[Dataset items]
::::
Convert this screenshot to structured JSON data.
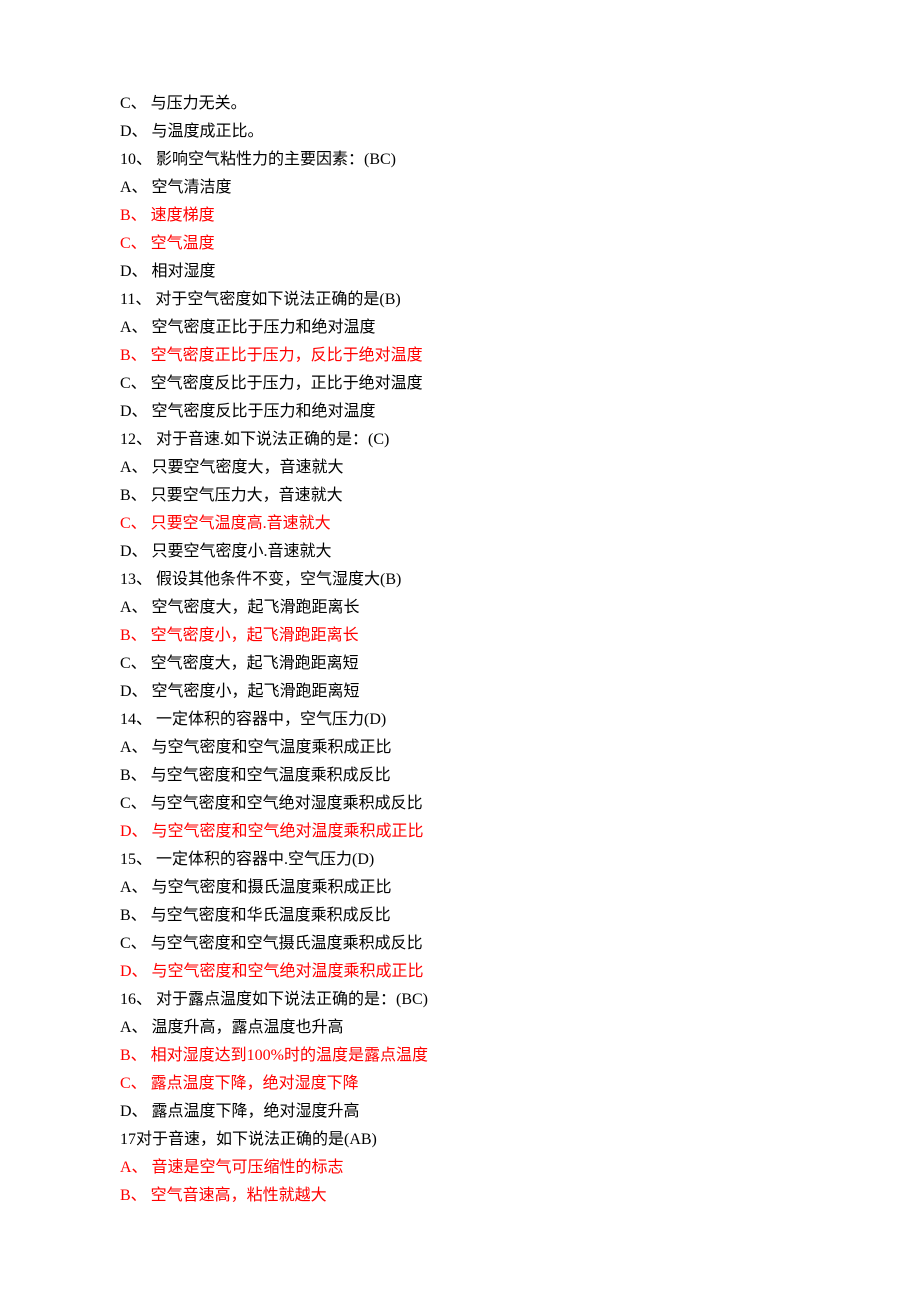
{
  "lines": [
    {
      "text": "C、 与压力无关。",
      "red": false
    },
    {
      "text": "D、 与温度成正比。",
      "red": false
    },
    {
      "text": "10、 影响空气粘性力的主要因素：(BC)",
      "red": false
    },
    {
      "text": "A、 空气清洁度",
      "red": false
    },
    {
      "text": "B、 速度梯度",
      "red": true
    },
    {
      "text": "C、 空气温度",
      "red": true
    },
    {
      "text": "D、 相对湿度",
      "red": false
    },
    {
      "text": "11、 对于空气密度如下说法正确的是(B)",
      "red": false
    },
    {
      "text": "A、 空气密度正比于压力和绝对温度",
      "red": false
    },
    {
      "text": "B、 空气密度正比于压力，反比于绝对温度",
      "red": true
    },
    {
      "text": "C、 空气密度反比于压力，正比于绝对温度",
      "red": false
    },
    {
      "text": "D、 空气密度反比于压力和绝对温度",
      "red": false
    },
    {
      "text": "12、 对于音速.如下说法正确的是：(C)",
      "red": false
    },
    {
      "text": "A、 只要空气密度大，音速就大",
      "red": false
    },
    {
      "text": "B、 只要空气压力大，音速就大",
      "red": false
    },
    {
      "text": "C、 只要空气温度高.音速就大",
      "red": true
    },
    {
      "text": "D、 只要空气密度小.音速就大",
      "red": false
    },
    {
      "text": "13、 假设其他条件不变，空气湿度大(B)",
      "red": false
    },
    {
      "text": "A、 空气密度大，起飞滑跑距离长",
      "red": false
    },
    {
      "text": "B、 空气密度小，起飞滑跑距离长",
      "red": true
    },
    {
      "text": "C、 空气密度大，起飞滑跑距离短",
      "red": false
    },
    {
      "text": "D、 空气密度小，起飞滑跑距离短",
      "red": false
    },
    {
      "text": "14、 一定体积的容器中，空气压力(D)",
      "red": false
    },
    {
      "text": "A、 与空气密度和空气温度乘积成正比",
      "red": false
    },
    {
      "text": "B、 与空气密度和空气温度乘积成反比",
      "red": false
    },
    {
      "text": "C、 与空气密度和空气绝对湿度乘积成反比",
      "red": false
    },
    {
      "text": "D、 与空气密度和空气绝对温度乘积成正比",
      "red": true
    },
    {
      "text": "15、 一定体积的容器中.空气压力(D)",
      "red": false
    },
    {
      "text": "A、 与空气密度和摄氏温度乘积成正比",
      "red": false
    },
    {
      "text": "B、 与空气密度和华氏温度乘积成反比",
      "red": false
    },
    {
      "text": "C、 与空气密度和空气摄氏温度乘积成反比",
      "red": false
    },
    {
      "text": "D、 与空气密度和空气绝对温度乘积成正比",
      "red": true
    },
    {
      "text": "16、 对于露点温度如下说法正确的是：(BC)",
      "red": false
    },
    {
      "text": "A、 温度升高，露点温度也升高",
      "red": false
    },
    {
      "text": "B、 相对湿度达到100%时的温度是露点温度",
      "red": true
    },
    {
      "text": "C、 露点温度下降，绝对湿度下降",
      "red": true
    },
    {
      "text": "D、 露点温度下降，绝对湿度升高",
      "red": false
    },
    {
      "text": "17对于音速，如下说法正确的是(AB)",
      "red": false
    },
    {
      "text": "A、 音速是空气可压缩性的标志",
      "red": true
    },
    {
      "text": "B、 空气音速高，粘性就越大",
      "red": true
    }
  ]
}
::::
WRITTEN REQUEST:
In the listing, find each line with the string "音速就大" and copy it.

FULL RESPONSE:
      "text": "A、 只要空气密度大，音速就大",
      "text": "B、 只要空气压力大，音速就大",
      "text": "C、 只要空气温度高.音速就大",
      "text": "D、 只要空气密度小.音速就大",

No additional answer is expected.